===== RECORDS SUPPLIED =====

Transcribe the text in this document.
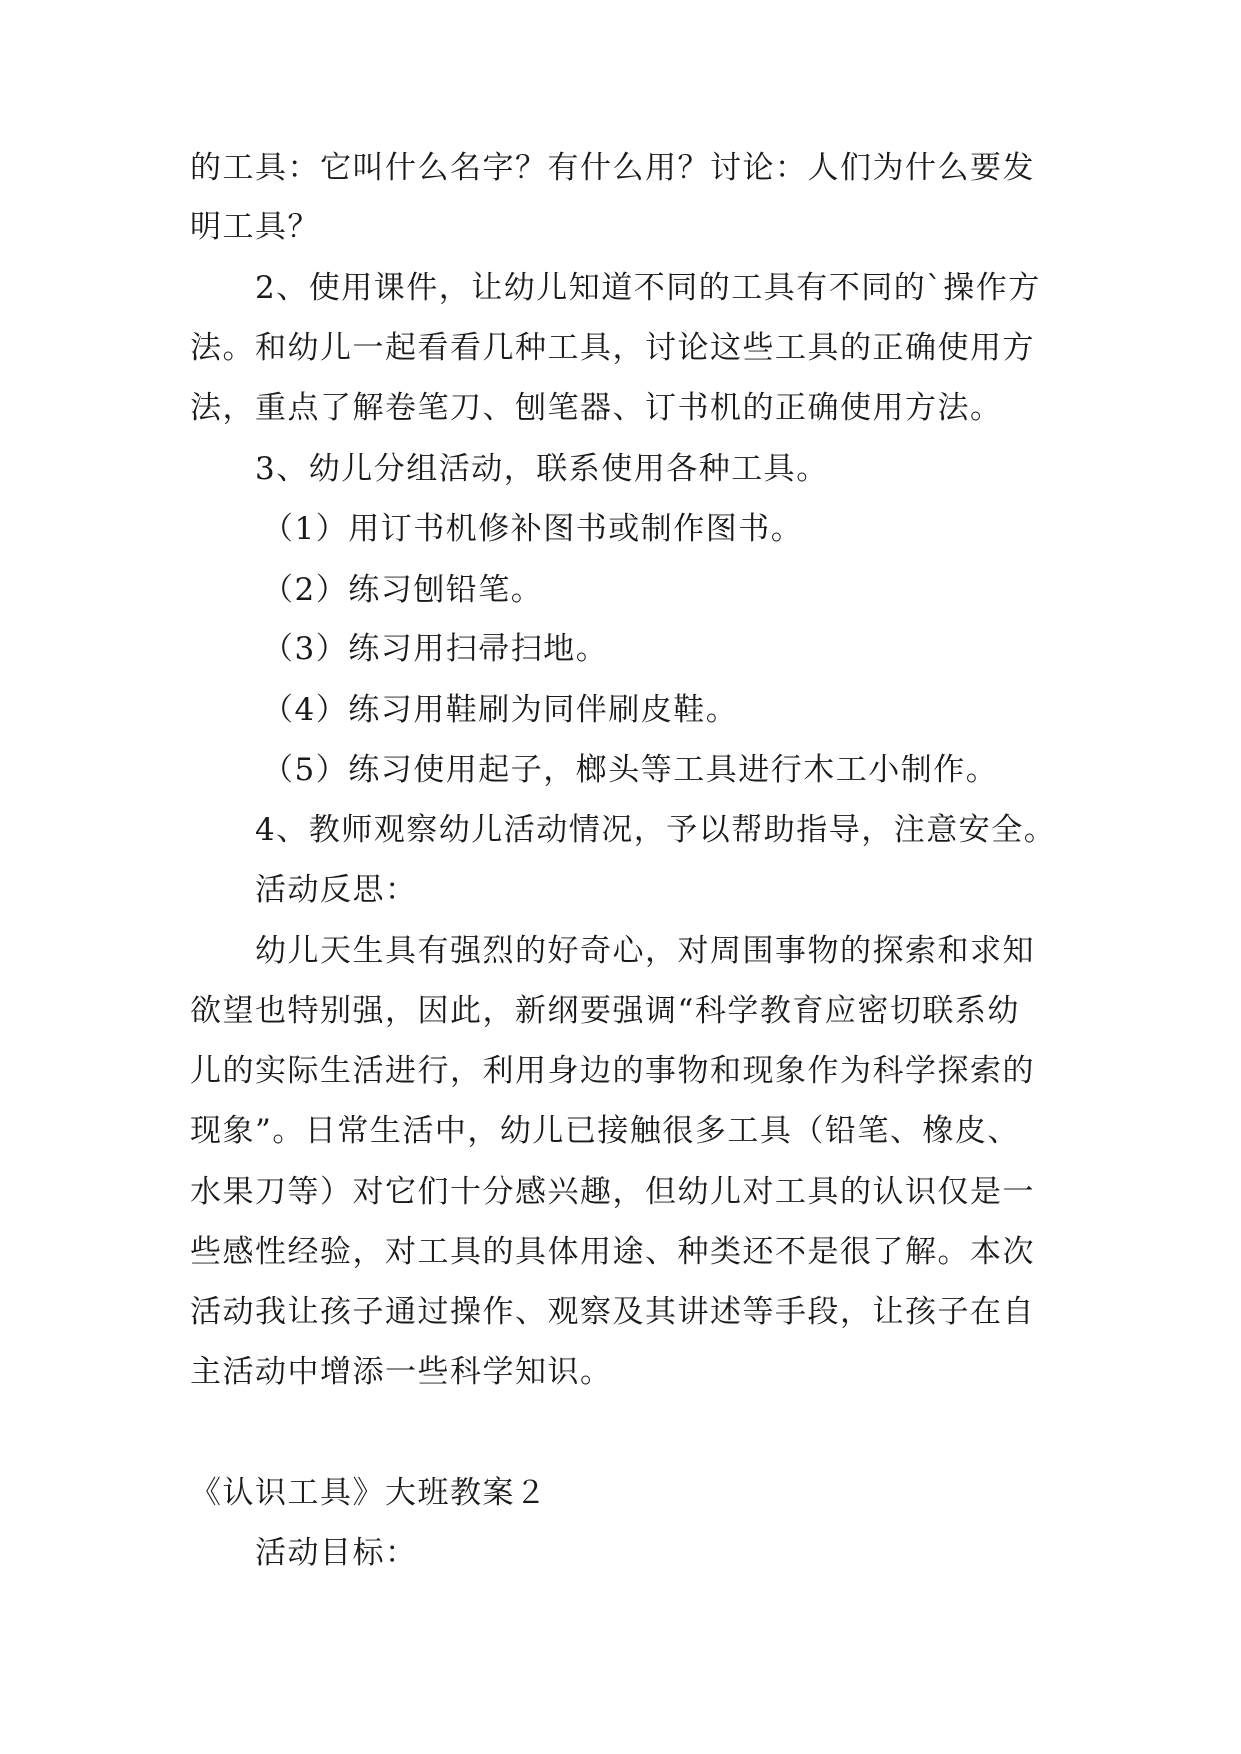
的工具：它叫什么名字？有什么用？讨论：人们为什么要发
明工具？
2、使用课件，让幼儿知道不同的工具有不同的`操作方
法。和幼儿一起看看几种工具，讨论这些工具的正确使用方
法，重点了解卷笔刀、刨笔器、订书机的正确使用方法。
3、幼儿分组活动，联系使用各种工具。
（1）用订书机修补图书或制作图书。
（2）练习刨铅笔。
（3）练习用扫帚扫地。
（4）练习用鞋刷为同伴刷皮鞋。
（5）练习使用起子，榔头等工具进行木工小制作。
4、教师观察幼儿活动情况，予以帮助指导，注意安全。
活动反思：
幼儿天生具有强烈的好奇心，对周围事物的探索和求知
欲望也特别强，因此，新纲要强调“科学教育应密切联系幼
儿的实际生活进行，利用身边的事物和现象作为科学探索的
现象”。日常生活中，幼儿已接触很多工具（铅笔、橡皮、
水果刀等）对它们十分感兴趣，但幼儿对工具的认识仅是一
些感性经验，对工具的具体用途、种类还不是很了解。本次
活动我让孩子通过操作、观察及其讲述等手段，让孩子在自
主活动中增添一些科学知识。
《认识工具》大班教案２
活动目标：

=====

◆ WRITTEN TASK: Reproduce the material word for word. Any pictures should be left out of the copy.

◆ THE SOLUTION:
Transcribe the text in this document.
的工具：它叫什么名字？有什么用？讨论：人们为什么要发
明工具？
2、使用课件，让幼儿知道不同的工具有不同的`操作方
法。和幼儿一起看看几种工具，讨论这些工具的正确使用方
法，重点了解卷笔刀、刨笔器、订书机的正确使用方法。
3、幼儿分组活动，联系使用各种工具。
（1）用订书机修补图书或制作图书。
（2）练习刨铅笔。
（3）练习用扫帚扫地。
（4）练习用鞋刷为同伴刷皮鞋。
（5）练习使用起子，榔头等工具进行木工小制作。
4、教师观察幼儿活动情况，予以帮助指导，注意安全。
活动反思：
幼儿天生具有强烈的好奇心，对周围事物的探索和求知
欲望也特别强，因此，新纲要强调“科学教育应密切联系幼
儿的实际生活进行，利用身边的事物和现象作为科学探索的
现象”。日常生活中，幼儿已接触很多工具（铅笔、橡皮、
水果刀等）对它们十分感兴趣，但幼儿对工具的认识仅是一
些感性经验，对工具的具体用途、种类还不是很了解。本次
活动我让孩子通过操作、观察及其讲述等手段，让孩子在自
主活动中增添一些科学知识。
《认识工具》大班教案２
活动目标：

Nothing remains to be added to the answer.